-- Work instructions --
Which lines below hold the word "Peter"? Report each one.

-- Input data --
--*--

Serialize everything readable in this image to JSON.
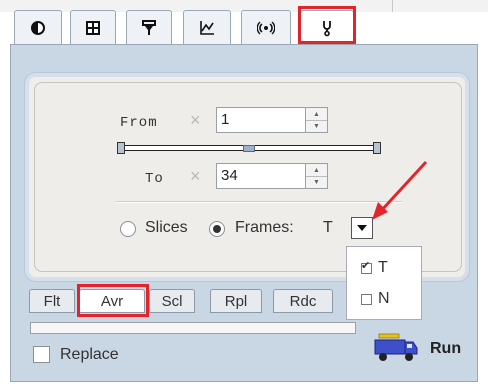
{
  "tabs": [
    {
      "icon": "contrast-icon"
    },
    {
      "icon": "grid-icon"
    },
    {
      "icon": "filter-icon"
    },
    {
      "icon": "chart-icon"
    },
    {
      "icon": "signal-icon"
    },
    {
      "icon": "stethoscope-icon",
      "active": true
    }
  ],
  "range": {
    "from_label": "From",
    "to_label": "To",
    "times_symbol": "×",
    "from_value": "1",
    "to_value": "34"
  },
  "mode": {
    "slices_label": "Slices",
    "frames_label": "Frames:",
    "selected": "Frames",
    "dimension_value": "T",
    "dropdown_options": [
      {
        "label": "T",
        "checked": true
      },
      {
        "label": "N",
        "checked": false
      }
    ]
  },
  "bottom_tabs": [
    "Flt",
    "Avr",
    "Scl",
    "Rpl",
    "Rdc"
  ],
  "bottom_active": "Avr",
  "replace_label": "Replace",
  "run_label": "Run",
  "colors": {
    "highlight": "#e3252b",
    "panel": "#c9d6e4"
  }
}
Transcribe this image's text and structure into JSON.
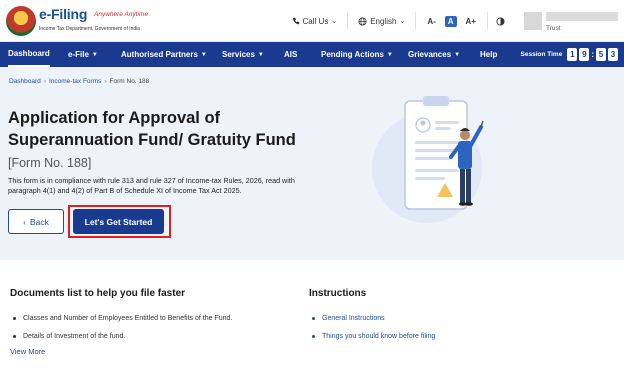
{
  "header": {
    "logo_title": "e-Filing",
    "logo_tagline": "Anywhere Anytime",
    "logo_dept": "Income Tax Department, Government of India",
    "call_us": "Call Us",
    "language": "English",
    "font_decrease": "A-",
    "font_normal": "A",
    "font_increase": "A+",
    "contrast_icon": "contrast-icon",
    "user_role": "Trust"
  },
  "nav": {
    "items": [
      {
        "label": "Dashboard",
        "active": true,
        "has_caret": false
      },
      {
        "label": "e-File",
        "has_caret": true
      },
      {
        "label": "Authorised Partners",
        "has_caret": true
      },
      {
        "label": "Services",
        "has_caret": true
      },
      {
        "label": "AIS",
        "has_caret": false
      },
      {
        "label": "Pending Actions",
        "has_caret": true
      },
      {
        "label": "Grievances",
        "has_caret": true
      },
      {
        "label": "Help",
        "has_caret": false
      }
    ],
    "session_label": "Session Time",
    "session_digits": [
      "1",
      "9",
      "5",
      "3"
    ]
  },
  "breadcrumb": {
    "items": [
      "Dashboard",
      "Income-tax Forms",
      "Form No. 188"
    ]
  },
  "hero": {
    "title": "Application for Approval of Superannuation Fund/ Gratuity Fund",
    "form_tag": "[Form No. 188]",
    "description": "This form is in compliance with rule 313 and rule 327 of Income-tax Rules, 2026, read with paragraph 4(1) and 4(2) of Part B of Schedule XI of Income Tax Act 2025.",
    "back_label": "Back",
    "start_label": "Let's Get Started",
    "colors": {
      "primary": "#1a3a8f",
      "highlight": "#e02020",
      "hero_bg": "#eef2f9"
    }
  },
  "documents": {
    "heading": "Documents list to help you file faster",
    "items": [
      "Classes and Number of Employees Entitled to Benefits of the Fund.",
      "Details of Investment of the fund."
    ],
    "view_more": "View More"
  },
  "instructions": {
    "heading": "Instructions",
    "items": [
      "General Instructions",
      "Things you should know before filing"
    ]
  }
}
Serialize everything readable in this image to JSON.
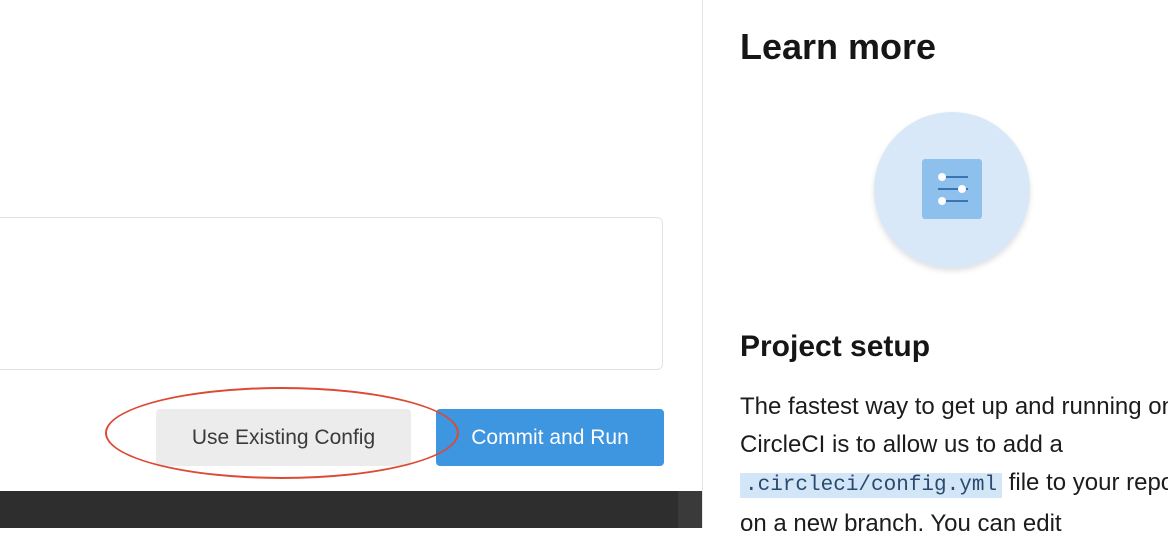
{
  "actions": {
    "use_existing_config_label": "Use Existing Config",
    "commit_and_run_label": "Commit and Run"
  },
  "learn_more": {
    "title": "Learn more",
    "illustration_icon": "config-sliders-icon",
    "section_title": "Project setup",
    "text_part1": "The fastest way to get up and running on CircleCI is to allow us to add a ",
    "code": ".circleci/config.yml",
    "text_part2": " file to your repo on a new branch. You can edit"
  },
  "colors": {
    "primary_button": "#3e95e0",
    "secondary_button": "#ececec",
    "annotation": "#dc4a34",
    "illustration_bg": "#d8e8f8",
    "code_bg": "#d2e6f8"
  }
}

--*--

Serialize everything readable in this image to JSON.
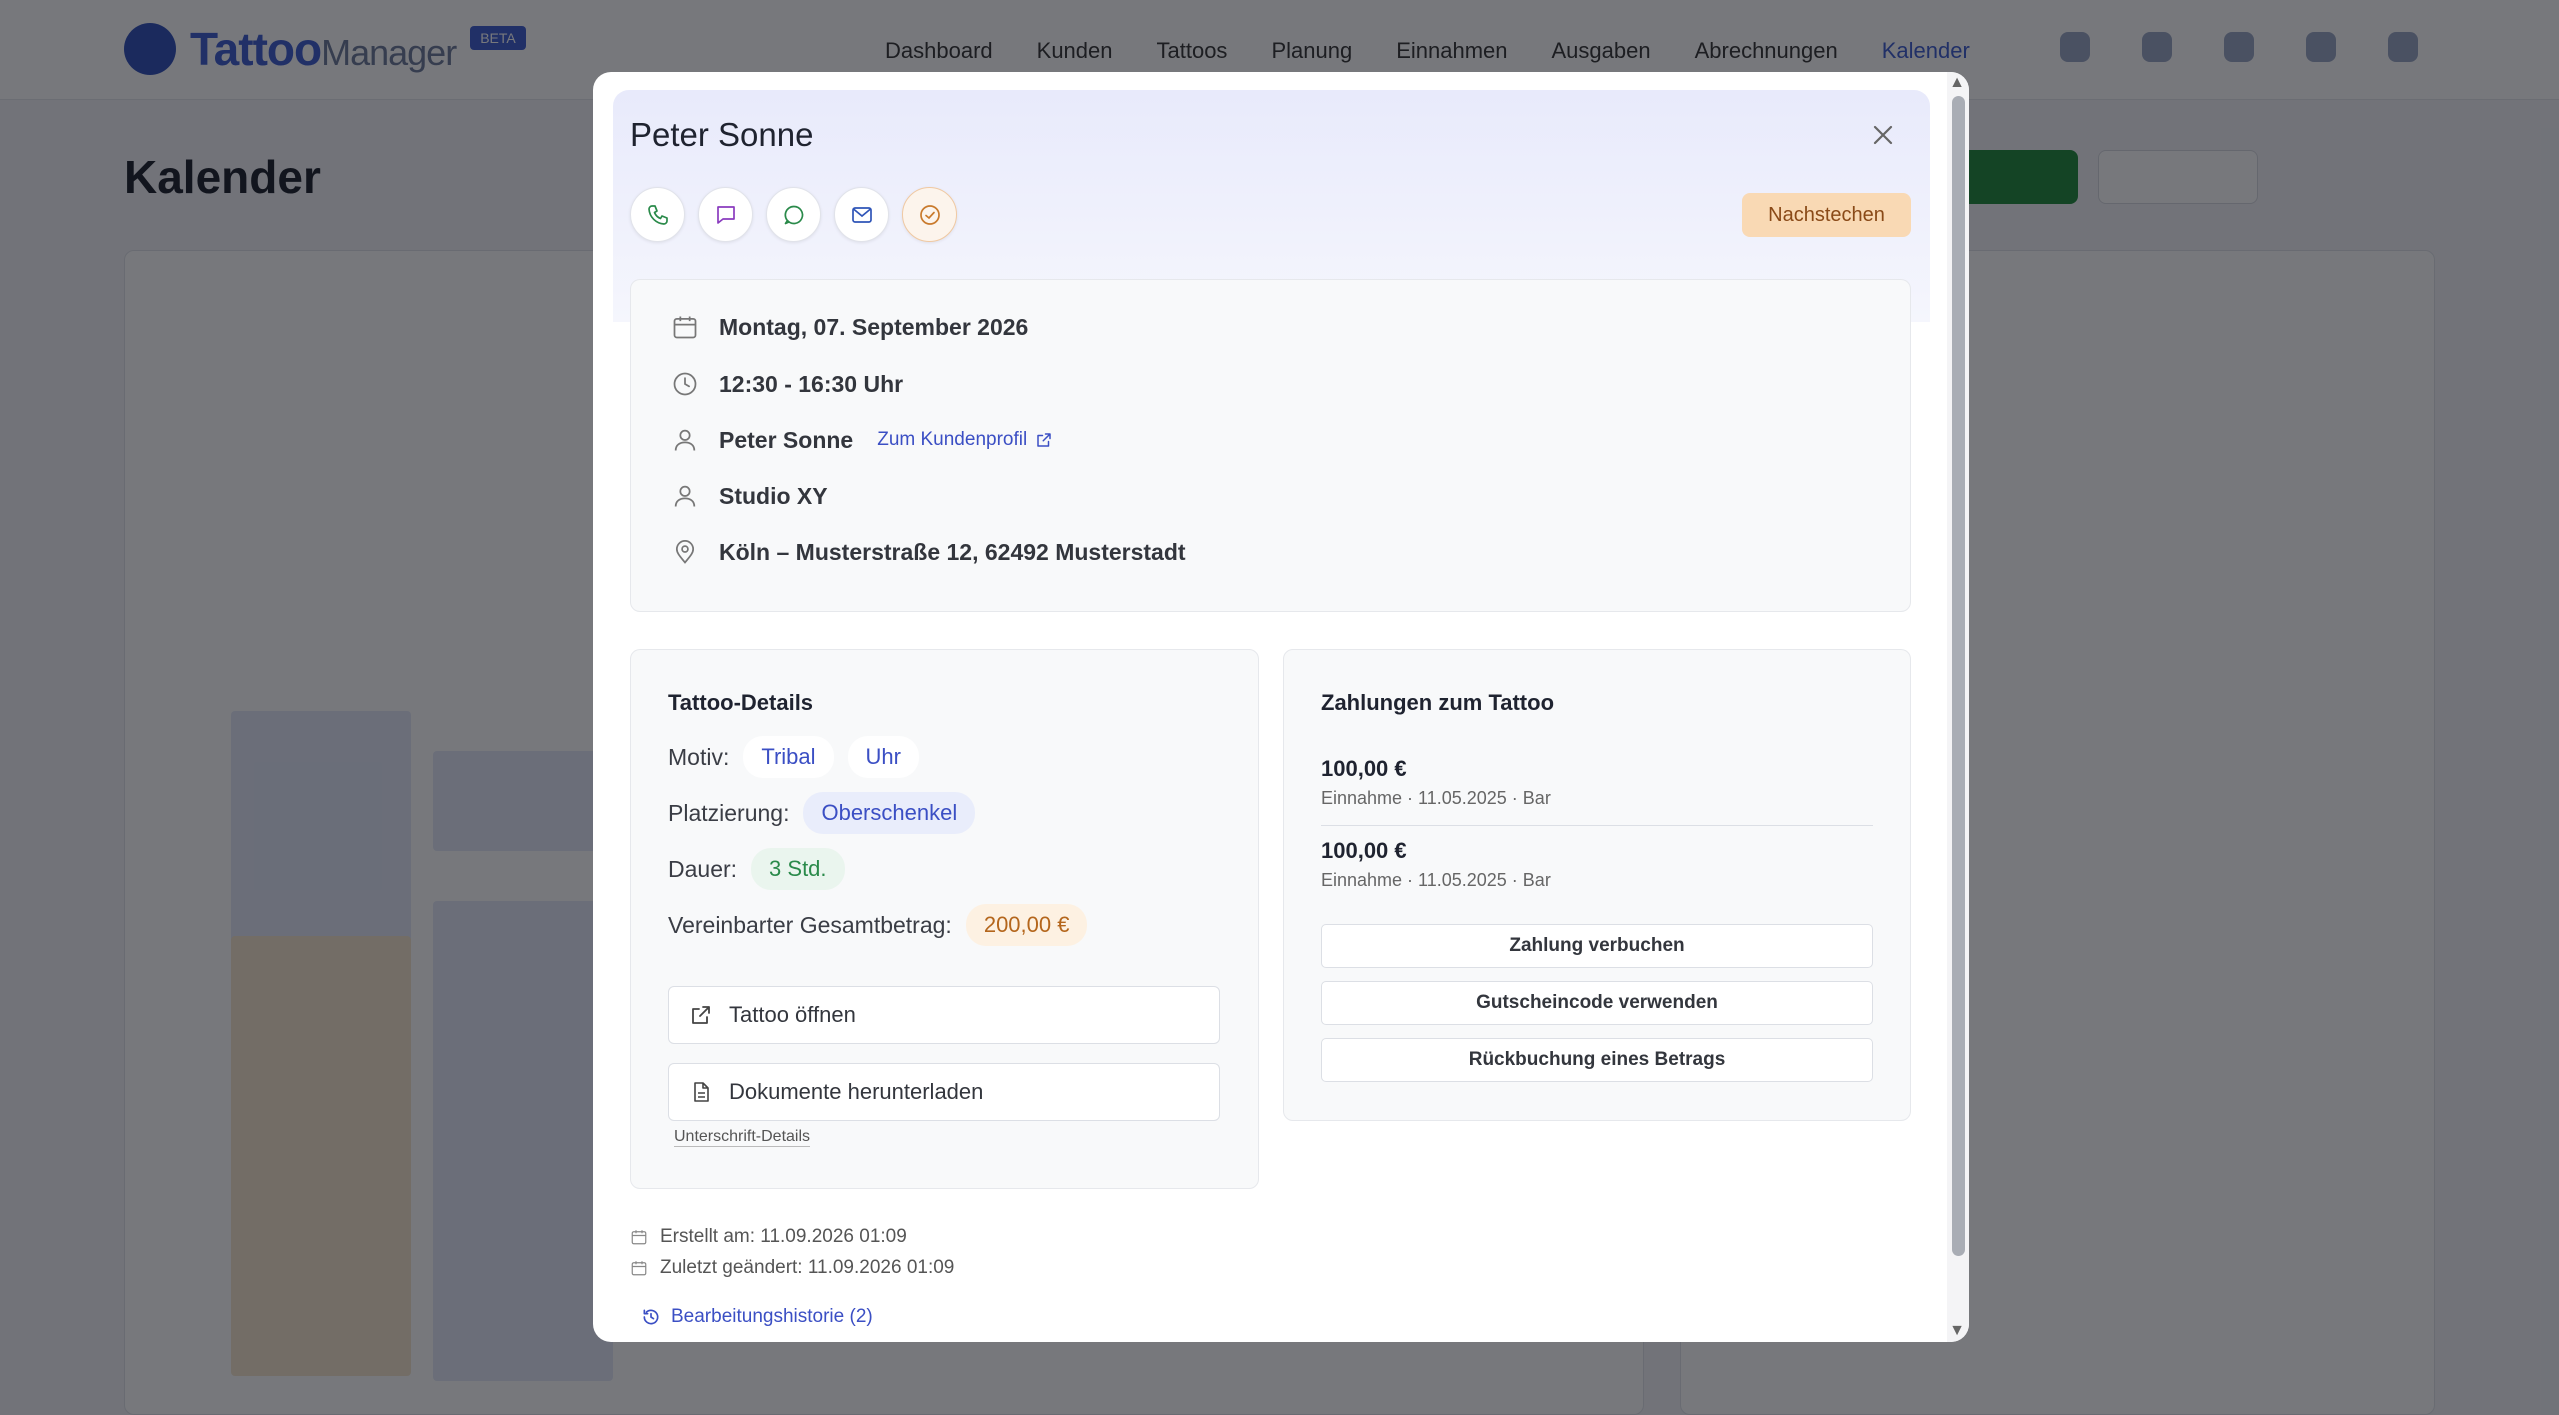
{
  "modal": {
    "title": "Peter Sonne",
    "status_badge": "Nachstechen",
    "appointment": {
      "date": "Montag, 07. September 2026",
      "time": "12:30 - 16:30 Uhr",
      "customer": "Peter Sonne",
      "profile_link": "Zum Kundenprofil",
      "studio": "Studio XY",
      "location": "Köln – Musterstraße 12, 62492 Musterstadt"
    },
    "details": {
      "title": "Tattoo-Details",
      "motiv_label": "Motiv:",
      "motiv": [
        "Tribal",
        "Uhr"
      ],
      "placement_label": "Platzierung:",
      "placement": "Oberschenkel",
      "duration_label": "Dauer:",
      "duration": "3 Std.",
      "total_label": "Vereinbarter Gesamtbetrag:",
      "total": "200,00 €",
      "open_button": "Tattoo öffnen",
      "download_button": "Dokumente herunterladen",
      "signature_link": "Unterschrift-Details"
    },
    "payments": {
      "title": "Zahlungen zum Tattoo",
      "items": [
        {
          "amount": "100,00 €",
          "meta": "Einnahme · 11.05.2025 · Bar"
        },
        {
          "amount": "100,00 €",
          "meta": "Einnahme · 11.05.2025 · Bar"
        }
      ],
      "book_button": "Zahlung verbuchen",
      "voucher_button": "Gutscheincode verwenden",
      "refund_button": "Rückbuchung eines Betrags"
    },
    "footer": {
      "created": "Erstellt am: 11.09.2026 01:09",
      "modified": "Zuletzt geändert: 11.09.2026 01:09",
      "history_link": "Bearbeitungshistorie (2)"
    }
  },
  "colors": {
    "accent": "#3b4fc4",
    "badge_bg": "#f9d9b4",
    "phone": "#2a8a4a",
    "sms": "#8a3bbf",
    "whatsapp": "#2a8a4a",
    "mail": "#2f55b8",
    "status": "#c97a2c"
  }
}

--*--

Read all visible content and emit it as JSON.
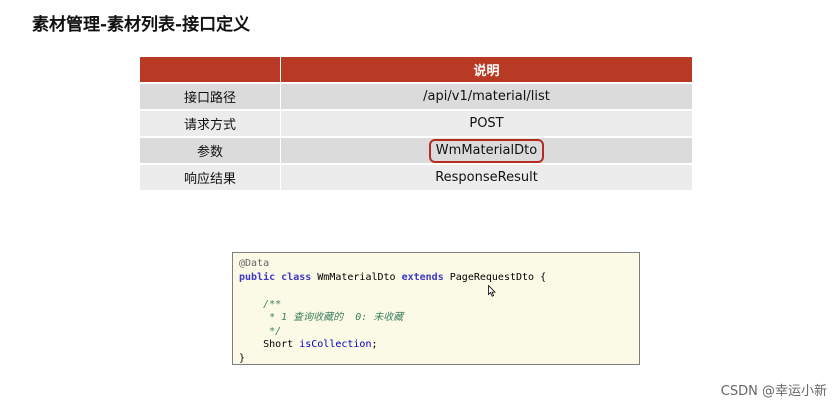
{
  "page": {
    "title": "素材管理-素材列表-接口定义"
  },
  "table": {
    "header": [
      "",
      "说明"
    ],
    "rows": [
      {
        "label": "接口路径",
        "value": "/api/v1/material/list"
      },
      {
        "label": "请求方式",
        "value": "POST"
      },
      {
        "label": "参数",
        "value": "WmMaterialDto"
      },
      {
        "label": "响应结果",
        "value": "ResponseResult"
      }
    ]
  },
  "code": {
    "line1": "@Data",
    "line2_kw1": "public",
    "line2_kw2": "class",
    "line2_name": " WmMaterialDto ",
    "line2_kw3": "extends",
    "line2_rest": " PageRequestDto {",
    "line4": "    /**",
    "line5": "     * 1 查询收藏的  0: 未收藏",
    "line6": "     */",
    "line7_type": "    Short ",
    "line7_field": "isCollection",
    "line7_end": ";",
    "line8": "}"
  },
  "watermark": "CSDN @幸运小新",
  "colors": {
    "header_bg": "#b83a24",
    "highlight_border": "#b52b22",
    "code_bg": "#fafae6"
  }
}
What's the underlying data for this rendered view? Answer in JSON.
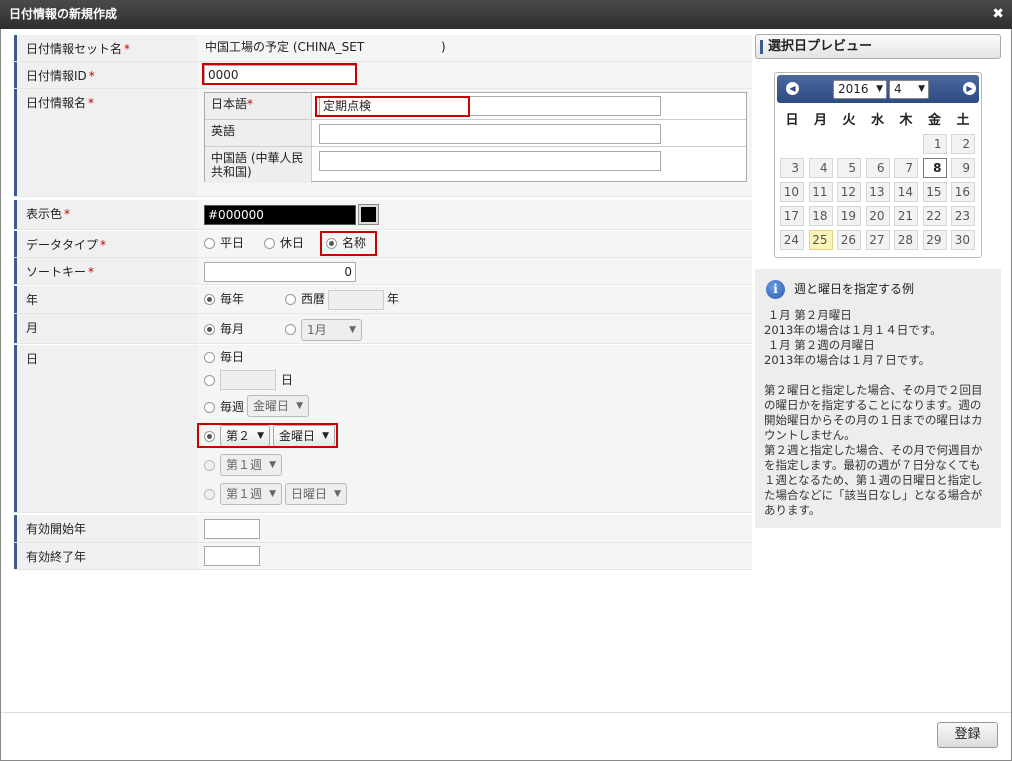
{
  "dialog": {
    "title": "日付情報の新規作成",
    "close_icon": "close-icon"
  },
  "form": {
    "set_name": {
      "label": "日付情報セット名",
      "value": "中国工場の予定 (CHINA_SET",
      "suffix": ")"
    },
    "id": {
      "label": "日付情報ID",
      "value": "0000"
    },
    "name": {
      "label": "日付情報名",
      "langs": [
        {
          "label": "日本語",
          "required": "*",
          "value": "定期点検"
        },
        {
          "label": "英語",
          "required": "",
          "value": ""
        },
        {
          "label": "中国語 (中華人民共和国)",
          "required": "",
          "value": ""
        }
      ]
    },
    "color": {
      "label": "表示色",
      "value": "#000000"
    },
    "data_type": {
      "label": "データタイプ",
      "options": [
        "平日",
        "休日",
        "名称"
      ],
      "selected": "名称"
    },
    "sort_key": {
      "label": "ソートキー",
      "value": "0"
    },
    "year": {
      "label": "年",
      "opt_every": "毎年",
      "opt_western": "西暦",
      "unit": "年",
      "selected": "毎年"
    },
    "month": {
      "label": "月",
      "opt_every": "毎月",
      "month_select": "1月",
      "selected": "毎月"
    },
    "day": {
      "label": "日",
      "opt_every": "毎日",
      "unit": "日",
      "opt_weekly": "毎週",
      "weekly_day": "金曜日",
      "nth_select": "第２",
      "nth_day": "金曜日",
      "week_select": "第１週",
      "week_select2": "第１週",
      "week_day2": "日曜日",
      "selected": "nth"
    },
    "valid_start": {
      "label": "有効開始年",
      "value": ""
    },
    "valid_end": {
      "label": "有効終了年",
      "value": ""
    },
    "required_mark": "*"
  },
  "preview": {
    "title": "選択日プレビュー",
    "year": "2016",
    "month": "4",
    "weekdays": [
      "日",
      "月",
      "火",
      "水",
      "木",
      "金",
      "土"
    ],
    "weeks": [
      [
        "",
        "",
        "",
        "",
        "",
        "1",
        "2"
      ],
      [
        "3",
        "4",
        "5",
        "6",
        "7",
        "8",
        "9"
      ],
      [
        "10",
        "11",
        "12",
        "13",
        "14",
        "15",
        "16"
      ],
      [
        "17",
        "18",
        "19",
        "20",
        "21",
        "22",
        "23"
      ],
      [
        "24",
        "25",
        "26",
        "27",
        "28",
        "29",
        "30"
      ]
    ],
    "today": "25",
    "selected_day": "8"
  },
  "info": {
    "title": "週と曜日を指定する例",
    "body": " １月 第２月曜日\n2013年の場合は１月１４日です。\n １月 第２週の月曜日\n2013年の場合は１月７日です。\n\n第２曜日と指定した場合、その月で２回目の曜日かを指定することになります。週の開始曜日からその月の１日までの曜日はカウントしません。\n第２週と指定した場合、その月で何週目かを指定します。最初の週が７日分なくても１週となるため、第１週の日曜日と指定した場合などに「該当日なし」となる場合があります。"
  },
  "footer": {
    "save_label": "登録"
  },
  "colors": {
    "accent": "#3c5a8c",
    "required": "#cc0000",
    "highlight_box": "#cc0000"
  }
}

--*--

-- Written solution --
    "title": "Peter Sonne",
      "customer": "Peter Sonne",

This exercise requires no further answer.